Anforderungen>
Bitte geben Sie den Abschnitt aus dem Dokumentauszug unten wortgetreu wieder, beginnend bei „Ein Freund der“ und endend bei „so groß ist.“.

Dokumentauszug>

Introduction
Introduction Statistics Contact Development Disclaimer Help
# taz.de -- Lohndumping im Schlachtbetrieb: Rumänien wollte sie vergessen
> 2008 kam Geanina Scrimiciuc nach Bayern um dort zu arbeiten. Doch die
> Firma machte Pleite. Ihren Job hätte sie behalten können – zu rumänischen
> Konditionen.
Bild: Anfangs war Geanina Scrimiciuc eine von sechs Frauen im Schlachthof, mitt…
WALDKRAIBURG taz | Die Uhr im Flur tickt laut und durchdringend. Sie
übertönt selbst den Fernseher im Wohnzimmer der kleinen Zweizimmerwohnung,
der hier seit kurzem in Dauerschleife läuft. Das Geräusch muss Geanina
Scrimiciuc erbarmungslos vorkommen, denn das geschäftige Leben der jungen
Frau ist von einem Tag auf den anderen sehr still geworden, viel zu still
für die alleinerziehende Mutter, die stets gerne gearbeitet hat – und nun
wohl auch ein wenig einsam ist.
Im Oktober 2008 kam Geanina Scrimiciuc aus Certeju de Sus, einem Dorf in
Rumänien, nach Waldkraiburg im oberbayerischen Landkreis Mühldorf am Inn.
Ein Freund der Familie hatte ihr erzählt, dass es dort Arbeit in einem
Schlachtbetrieb gibt. Diese sei zwar hart, aber gut bezahlt.
Zwischen 1.300 und 1.600 Euro zahlte der Schlachthof im Industriegebiet der
24.000-Einwohner-Stadt monatlich, abhängig von Arbeitsaufkommen,
Überstunden und Nachtschichten. Verglichen mit den Löhnen in ihrem
Heimatland ist das viel Geld. „In Rumänien arbeitest du für umgerechnet 150
Euro im Monat“, sagt Geanina Scrimiciuc, „wenn du Glück hast. Viele finden
nix.“
Die 37-Jährige mit dem kurzen Haar und den Lachfältchen um die Augen sitzt
auf einer riesigen Eckcouch in einem sehr ordentlichen Wohnzimmer, hält
einen Ordner auf dem Schoß und lässt die letzten Jahre Revue passieren. Sie
sieht verloren aus, fast ein bisschen kindlich, in ihrem rotweiß
gemusterten T-Shirt und den Adiletten an den winzigen Füßen, nicht nur weil
das Sofa so groß ist.

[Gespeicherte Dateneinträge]
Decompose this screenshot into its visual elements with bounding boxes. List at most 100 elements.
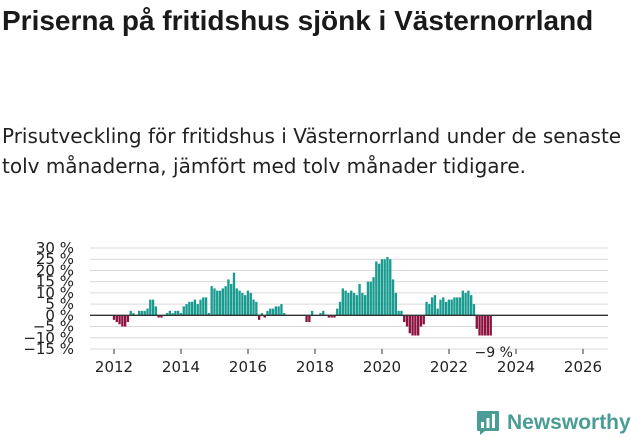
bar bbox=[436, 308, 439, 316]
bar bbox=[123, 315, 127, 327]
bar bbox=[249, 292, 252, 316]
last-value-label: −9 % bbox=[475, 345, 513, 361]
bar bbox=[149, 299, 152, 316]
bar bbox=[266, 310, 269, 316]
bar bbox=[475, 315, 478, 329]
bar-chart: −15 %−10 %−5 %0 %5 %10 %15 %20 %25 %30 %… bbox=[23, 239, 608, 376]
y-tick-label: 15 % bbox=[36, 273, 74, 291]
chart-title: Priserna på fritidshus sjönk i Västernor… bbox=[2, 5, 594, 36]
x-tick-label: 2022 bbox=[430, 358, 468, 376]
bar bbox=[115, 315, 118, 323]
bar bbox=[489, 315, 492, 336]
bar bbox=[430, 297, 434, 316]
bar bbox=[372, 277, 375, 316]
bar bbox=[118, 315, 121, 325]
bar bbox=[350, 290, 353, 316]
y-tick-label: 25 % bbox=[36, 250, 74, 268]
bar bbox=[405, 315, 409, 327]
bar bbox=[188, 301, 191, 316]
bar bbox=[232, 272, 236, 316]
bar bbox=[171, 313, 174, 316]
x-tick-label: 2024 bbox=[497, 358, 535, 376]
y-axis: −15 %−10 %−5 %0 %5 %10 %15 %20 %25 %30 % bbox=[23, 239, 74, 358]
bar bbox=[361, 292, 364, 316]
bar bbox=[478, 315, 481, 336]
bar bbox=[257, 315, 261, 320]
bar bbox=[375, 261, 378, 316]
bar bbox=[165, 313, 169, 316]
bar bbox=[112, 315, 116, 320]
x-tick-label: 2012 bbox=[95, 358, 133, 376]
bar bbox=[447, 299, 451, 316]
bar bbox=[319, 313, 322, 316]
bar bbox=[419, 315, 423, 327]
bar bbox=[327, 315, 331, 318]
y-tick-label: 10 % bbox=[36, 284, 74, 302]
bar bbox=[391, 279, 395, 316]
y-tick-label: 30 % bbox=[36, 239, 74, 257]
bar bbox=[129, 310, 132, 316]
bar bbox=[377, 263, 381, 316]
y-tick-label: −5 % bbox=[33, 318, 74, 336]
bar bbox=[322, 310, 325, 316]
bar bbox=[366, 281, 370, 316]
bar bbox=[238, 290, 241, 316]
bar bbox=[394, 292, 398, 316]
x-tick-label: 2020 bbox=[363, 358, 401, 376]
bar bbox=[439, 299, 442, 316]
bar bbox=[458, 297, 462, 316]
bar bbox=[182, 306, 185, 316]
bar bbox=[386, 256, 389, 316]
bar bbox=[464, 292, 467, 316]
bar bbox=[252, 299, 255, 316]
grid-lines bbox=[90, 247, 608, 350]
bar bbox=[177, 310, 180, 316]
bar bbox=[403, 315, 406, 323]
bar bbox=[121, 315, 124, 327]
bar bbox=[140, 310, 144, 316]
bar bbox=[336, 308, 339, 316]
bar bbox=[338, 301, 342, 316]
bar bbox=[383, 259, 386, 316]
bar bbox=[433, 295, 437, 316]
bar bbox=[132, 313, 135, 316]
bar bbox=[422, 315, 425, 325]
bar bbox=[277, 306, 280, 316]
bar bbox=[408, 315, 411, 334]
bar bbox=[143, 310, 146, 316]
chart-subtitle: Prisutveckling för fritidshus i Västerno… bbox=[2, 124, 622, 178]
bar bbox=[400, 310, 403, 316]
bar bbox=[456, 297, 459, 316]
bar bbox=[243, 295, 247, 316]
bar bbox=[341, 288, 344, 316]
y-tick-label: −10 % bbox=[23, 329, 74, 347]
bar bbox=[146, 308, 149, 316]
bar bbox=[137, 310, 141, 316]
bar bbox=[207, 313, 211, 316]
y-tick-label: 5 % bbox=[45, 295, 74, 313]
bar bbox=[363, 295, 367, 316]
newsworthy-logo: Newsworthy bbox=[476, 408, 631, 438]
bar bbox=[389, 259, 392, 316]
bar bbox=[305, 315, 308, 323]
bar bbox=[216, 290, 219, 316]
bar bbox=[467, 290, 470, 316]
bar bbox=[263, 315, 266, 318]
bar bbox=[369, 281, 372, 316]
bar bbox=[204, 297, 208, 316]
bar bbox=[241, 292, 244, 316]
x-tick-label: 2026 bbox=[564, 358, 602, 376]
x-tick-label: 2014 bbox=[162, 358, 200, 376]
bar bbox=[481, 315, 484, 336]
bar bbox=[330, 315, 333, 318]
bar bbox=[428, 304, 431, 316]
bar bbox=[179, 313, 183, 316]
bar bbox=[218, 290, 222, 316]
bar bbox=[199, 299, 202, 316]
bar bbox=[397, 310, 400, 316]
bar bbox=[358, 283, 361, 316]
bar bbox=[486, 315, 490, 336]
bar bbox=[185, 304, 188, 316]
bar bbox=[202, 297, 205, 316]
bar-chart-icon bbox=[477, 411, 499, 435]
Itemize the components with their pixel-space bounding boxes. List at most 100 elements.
* * *
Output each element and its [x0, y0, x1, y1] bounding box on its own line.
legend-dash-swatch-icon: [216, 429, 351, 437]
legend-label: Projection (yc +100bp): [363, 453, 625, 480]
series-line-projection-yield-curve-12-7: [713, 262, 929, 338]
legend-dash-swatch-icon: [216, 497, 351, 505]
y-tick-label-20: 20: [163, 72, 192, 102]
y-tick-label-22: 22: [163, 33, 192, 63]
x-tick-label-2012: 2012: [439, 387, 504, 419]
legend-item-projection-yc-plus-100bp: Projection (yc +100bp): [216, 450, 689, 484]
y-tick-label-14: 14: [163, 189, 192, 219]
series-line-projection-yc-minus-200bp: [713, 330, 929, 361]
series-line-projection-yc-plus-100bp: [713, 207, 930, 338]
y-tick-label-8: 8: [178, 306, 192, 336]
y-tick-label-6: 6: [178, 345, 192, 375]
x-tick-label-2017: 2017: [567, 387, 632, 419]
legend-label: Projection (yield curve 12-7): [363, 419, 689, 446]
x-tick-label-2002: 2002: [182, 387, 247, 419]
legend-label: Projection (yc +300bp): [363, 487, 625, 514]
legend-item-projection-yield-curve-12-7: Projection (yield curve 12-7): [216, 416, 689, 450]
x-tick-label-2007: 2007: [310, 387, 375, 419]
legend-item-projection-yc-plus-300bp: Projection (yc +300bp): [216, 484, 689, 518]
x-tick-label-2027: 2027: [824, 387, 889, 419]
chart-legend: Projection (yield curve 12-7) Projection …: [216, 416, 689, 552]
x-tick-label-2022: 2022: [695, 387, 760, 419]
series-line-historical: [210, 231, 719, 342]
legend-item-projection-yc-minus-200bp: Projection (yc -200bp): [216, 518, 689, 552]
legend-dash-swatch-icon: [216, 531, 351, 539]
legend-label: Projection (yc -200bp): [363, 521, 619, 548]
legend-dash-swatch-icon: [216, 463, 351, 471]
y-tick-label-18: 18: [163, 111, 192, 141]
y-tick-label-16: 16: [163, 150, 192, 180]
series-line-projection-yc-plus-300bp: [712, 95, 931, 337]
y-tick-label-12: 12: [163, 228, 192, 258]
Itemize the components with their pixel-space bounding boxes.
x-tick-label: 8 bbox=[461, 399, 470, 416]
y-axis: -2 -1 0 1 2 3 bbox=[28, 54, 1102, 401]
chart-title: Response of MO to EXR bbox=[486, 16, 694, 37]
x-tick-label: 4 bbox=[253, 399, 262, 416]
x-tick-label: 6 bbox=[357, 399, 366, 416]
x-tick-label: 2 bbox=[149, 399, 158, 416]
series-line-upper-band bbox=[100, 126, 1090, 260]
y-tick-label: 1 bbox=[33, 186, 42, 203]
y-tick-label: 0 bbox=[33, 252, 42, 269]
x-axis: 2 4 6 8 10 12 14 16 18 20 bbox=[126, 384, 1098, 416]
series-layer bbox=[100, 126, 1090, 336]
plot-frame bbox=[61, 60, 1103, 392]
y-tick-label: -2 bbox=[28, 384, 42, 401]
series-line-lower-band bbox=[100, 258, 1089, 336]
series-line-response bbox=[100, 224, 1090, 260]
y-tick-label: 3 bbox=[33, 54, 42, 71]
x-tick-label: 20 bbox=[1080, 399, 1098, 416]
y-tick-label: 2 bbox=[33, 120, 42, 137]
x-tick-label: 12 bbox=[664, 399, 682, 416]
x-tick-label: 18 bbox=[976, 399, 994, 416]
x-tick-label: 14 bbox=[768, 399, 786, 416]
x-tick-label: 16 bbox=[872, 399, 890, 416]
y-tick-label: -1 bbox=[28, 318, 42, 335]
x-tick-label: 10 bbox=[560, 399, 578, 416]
==
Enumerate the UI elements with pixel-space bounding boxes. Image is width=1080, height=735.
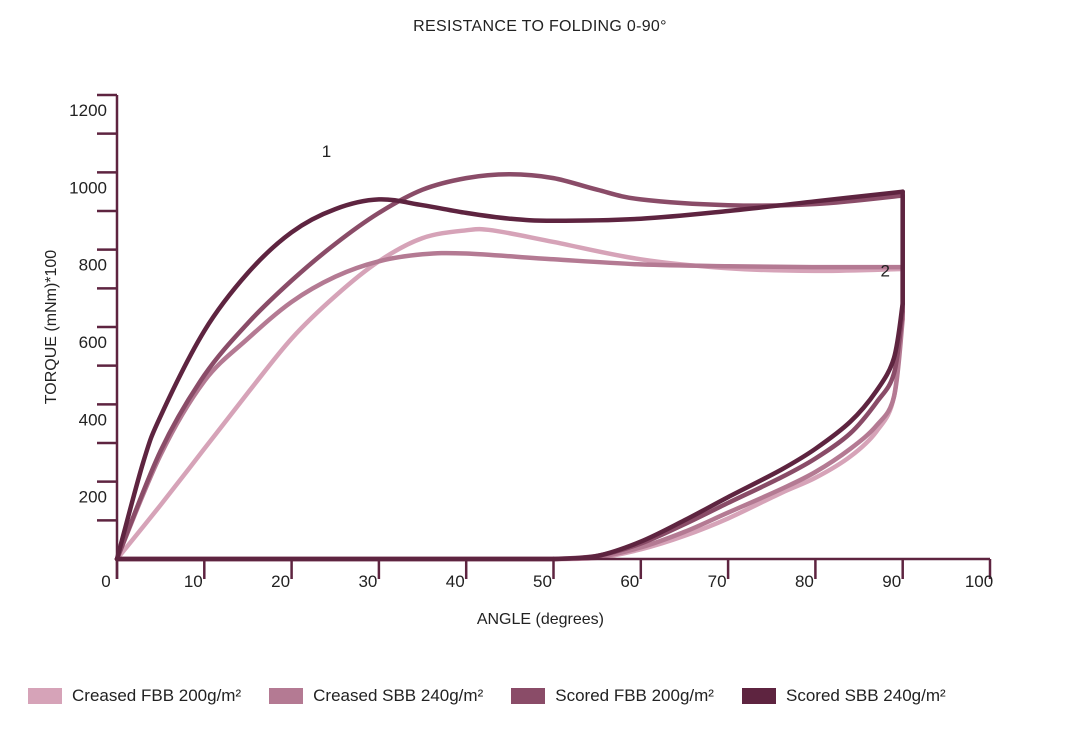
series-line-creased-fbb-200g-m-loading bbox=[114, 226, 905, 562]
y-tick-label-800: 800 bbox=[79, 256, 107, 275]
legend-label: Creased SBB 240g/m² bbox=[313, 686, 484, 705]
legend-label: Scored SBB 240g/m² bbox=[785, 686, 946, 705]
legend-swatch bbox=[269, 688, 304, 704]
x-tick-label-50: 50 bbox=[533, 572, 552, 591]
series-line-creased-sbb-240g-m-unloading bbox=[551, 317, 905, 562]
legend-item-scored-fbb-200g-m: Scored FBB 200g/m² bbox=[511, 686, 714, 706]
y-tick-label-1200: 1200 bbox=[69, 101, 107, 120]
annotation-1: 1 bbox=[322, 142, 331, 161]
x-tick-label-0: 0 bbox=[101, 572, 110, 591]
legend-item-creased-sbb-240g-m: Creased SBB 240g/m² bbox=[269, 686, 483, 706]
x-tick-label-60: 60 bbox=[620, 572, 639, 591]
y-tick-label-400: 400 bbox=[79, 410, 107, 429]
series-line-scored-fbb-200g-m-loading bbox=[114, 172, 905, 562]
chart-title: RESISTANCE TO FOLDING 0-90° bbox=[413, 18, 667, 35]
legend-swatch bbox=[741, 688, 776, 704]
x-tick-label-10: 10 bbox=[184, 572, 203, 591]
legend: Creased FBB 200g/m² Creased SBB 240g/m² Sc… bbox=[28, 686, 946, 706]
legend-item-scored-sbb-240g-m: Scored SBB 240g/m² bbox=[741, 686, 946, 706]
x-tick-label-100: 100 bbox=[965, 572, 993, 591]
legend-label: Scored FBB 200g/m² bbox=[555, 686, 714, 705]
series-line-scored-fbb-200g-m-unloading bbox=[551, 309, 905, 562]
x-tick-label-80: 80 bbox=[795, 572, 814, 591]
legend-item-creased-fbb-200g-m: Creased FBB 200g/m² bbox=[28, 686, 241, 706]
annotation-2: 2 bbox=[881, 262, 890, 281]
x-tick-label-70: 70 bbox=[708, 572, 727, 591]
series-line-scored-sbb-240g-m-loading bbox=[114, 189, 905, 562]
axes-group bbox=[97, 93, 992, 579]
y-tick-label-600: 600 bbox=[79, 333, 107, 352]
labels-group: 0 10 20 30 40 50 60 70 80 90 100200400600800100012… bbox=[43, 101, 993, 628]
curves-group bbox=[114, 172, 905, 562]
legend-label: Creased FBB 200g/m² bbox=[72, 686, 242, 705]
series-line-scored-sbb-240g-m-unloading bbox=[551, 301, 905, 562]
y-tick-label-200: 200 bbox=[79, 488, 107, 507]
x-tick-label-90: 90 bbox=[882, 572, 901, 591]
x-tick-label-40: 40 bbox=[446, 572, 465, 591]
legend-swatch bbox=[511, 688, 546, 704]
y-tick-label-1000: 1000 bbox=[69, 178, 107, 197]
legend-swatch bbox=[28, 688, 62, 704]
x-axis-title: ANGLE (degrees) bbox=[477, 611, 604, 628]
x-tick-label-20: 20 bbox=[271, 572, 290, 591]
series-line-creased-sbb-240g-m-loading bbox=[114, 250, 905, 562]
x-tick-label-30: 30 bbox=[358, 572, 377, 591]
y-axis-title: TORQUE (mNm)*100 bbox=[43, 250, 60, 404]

Vollständige Ausgabe>
Ein Freund der Familie hatte ihr erzählt, dass es dort Arbeit in einem
Schlachtbetrieb gibt. Diese sei zwar hart, aber gut bezahlt.
Zwischen 1.300 und 1.600 Euro zahlte der Schlachthof im Industriegebiet der
24.000-Einwohner-Stadt monatlich, abhängig von Arbeitsaufkommen,
Überstunden und Nachtschichten. Verglichen mit den Löhnen in ihrem
Heimatland ist das viel Geld. „In Rumänien arbeitest du für umgerechnet 150
Euro im Monat“, sagt Geanina Scrimiciuc, „wenn du Glück hast. Viele finden
nix.“
Die 37-Jährige mit dem kurzen Haar und den Lachfältchen um die Augen sitzt
auf einer riesigen Eckcouch in einem sehr ordentlichen Wohnzimmer, hält
einen Ordner auf dem Schoß und lässt die letzten Jahre Revue passieren. Sie
sieht verloren aus, fast ein bisschen kindlich, in ihrem rotweiß
gemusterten T-Shirt und den Adiletten an den winzigen Füßen, nicht nur weil
das Sofa so groß ist.